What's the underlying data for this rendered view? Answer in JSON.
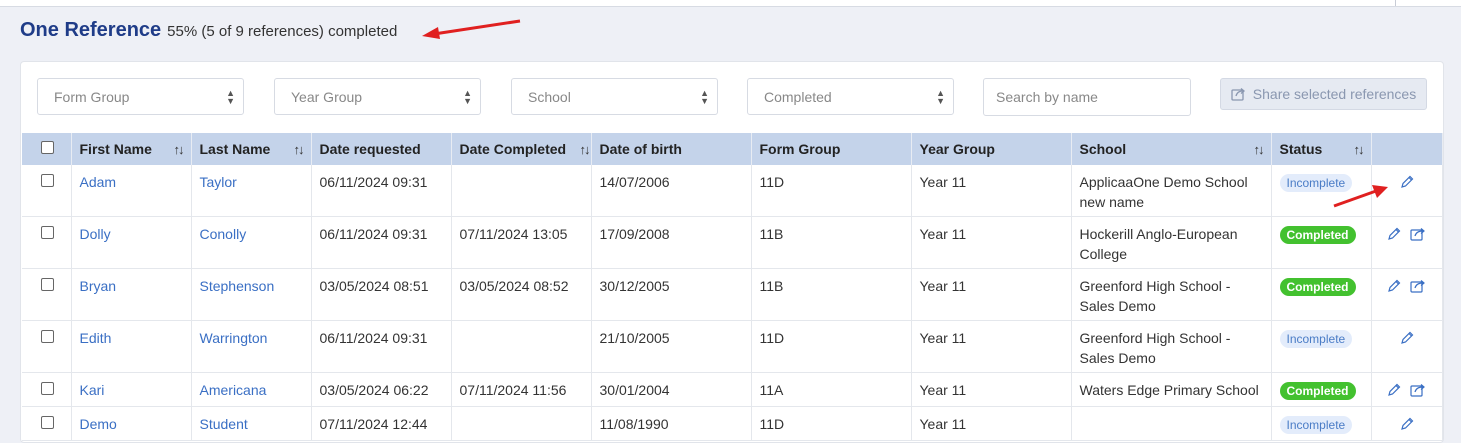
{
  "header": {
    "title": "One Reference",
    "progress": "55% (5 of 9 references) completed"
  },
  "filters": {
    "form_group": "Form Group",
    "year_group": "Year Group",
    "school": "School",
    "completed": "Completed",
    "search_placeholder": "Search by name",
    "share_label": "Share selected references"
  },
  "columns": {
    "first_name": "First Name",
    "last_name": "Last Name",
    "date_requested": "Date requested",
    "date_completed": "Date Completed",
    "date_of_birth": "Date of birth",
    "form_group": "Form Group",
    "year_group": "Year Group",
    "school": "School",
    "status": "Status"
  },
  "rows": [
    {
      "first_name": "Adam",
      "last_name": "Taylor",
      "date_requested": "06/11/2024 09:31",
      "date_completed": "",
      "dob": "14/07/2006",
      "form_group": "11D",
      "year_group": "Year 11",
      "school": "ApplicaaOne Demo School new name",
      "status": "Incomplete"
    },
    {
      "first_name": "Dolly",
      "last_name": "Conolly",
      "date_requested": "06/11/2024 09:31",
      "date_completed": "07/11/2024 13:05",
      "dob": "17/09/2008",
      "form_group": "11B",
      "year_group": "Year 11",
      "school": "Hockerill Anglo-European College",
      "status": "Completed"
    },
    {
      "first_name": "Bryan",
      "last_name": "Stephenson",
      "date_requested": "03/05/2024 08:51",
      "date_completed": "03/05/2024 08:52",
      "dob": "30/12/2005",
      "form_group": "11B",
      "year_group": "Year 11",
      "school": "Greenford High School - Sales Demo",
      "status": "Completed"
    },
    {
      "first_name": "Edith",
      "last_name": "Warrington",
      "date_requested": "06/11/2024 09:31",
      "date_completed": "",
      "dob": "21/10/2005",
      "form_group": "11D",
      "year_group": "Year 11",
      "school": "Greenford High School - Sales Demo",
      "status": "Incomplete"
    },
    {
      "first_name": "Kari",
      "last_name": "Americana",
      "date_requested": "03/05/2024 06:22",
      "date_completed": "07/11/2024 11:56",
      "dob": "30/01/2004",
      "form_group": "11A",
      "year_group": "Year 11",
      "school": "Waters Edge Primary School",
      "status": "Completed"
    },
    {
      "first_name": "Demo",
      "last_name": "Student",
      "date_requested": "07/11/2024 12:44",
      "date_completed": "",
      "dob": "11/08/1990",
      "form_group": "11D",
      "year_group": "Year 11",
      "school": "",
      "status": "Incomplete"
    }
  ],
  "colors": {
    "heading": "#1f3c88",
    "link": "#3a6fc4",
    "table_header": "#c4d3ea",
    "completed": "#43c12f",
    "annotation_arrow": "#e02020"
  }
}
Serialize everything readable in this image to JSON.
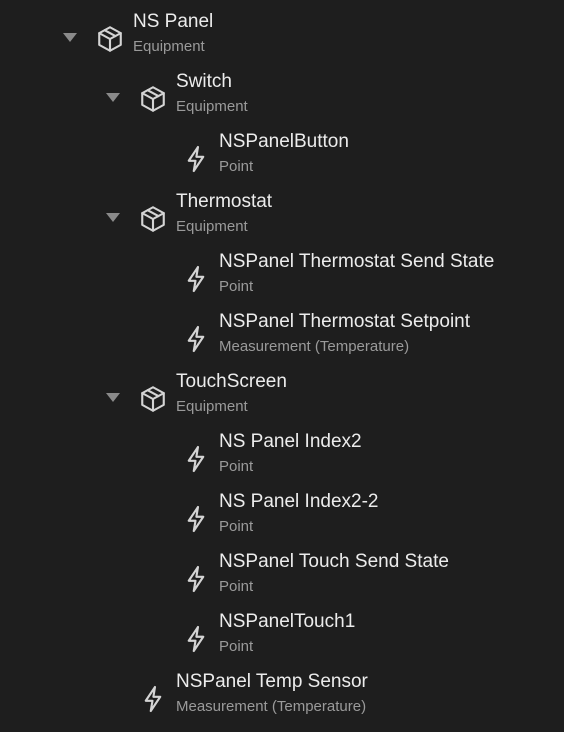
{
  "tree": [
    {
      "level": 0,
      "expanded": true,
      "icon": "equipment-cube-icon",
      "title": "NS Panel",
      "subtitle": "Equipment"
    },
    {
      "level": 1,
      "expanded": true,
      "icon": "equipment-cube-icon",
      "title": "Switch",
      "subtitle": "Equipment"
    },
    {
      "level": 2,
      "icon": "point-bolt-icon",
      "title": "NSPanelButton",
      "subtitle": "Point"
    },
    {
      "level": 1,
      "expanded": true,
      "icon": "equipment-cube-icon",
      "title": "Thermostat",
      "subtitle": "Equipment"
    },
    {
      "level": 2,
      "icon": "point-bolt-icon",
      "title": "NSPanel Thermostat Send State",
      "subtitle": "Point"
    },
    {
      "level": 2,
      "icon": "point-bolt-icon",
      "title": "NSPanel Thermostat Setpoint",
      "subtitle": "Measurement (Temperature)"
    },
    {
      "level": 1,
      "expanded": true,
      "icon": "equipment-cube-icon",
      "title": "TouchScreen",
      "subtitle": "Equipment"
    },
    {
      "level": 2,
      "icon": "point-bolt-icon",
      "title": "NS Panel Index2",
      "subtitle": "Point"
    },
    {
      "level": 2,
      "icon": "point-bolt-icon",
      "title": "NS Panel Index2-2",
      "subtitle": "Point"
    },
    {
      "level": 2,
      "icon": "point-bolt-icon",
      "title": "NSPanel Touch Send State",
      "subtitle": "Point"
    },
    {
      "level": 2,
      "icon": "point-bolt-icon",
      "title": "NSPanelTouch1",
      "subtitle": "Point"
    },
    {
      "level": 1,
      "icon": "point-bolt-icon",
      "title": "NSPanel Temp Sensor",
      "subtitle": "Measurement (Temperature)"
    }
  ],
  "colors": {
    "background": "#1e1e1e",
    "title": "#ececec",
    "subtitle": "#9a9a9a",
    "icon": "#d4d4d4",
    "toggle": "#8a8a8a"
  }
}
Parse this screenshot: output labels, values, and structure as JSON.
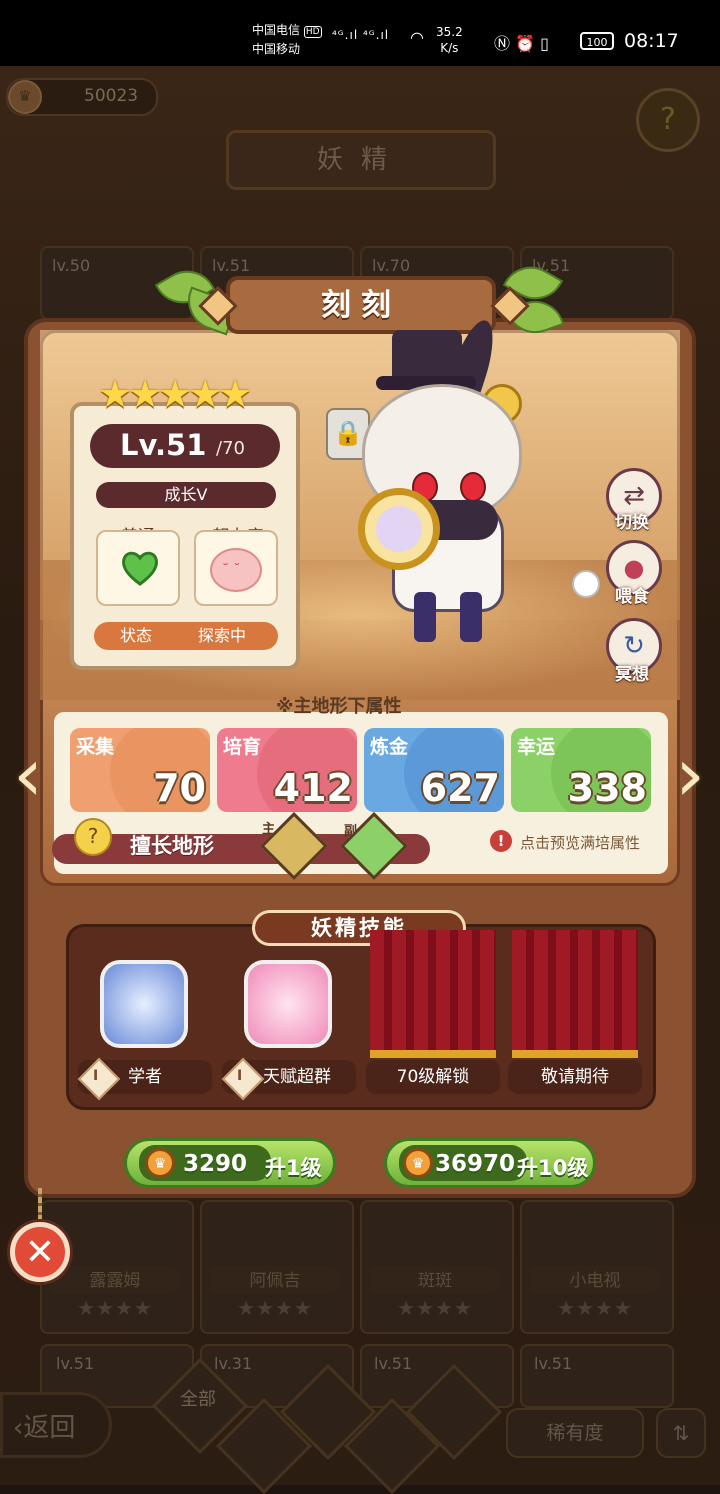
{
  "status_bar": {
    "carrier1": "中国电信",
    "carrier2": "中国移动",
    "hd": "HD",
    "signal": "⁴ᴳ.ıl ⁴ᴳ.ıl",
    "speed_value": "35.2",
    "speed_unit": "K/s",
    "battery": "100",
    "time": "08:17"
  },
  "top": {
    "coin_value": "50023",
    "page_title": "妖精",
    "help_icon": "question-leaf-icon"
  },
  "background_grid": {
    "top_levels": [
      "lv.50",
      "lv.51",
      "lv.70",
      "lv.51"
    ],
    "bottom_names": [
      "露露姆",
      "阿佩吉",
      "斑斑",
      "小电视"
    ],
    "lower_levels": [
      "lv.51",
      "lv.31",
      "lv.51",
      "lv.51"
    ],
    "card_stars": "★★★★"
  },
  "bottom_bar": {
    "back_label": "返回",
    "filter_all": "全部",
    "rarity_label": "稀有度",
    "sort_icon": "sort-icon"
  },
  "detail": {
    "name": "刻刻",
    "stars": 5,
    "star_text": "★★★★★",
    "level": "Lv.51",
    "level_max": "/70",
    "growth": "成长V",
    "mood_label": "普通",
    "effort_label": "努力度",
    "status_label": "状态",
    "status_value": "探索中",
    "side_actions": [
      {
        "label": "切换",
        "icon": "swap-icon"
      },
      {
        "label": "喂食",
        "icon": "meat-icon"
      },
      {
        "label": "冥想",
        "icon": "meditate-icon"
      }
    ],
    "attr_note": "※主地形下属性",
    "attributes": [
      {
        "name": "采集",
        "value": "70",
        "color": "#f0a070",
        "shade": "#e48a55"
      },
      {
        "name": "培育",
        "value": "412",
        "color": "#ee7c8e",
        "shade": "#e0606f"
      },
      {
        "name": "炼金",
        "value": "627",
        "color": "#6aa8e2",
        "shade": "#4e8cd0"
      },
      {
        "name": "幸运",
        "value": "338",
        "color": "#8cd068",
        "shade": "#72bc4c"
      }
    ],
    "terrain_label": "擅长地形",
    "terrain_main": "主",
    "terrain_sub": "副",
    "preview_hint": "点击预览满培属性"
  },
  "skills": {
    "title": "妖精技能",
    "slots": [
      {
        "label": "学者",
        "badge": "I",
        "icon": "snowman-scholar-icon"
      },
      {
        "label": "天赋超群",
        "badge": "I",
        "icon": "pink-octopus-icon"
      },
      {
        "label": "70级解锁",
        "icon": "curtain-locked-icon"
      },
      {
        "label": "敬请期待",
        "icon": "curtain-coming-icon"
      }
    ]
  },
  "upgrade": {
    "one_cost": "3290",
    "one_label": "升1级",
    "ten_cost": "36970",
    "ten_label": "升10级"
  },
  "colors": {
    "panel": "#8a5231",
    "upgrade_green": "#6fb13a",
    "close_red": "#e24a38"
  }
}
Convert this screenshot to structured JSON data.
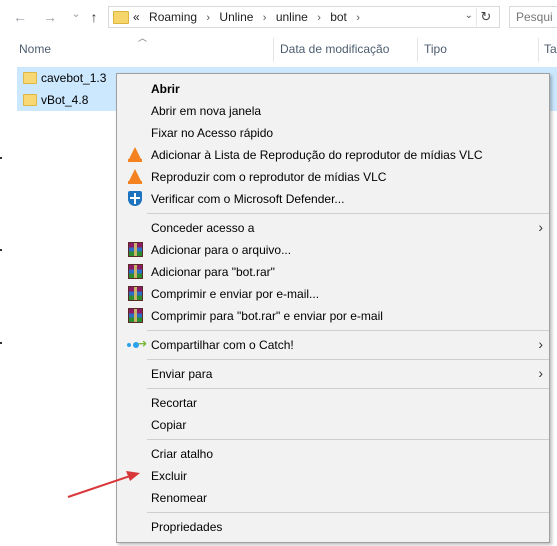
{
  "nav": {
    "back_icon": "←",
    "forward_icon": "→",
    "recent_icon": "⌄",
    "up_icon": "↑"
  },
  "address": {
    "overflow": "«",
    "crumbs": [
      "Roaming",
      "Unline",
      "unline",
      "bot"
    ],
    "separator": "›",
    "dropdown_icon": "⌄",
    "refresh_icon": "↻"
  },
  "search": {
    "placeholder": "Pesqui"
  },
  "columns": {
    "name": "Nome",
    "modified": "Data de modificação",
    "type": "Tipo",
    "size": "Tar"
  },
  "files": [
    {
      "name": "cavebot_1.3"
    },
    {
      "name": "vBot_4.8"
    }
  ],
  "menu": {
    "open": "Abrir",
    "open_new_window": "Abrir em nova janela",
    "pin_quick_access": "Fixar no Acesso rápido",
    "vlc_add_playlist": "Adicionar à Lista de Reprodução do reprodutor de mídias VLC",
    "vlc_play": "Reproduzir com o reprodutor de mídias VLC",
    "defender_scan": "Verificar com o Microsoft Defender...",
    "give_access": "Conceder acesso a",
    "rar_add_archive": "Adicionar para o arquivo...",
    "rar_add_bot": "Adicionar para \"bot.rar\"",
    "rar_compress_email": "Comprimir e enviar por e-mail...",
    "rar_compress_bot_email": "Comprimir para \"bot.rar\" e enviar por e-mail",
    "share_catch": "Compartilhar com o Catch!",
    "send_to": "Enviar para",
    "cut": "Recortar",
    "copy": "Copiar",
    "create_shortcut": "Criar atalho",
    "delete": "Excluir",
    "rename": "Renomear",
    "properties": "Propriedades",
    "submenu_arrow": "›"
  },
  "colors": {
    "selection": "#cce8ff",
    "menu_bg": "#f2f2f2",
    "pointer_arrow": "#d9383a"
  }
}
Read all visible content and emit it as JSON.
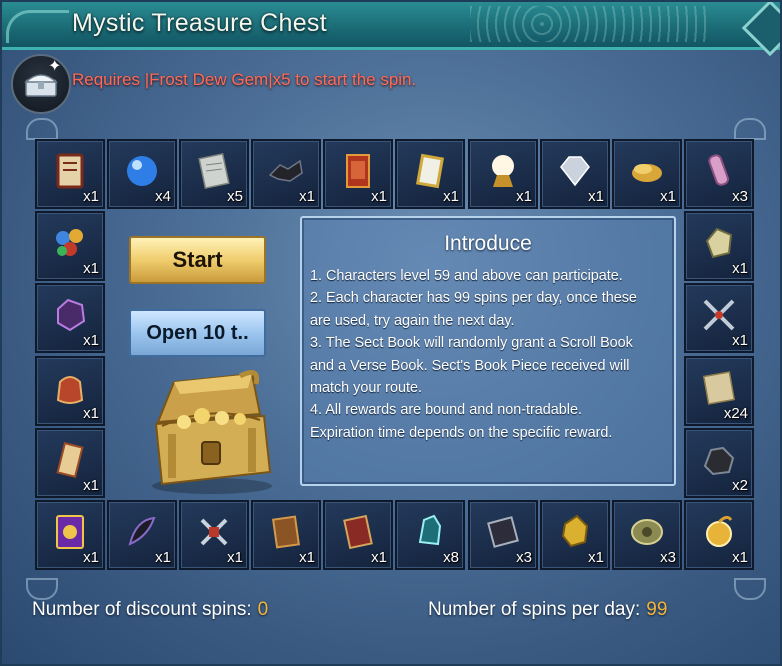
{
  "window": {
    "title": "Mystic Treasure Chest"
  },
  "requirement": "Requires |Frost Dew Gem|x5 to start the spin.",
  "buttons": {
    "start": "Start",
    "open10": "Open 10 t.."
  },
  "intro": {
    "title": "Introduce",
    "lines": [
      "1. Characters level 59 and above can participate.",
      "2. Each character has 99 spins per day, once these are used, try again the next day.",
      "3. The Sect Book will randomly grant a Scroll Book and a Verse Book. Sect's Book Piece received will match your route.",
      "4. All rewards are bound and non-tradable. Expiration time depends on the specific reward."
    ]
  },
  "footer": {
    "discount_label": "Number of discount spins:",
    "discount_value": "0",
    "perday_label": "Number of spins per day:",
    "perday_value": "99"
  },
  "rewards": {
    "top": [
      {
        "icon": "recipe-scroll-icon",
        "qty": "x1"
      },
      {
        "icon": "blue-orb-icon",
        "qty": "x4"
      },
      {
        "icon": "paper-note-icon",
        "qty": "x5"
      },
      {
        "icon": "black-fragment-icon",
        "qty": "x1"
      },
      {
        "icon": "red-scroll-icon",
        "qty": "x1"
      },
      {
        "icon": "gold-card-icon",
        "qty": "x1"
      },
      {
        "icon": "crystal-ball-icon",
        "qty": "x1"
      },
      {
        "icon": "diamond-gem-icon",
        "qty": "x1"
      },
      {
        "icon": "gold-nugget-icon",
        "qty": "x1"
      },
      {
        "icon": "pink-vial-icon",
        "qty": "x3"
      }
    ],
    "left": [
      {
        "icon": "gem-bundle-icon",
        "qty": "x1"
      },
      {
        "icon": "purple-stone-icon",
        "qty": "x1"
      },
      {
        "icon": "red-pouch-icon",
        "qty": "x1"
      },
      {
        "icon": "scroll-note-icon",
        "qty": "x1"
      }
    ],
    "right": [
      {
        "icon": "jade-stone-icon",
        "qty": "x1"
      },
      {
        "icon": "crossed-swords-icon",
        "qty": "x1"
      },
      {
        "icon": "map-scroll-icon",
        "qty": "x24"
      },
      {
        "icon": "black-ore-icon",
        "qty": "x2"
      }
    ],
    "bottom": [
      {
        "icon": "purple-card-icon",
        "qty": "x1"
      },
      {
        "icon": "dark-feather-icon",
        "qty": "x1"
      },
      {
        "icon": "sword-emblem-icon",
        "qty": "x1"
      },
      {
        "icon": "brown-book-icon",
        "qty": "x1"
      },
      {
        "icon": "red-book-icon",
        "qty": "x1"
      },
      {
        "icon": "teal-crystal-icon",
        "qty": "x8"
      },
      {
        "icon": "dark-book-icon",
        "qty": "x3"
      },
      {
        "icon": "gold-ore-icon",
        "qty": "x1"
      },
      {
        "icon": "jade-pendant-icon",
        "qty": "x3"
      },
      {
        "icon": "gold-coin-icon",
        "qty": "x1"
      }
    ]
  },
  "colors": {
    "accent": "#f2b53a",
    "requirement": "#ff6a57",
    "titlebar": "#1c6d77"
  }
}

+ + + + +

_What is required_
Scan the entries above. Copy each line that has the string "curtain".

_Response_
        "icon": "curtain-locked-icon"
        "icon": "curtain-coming-icon"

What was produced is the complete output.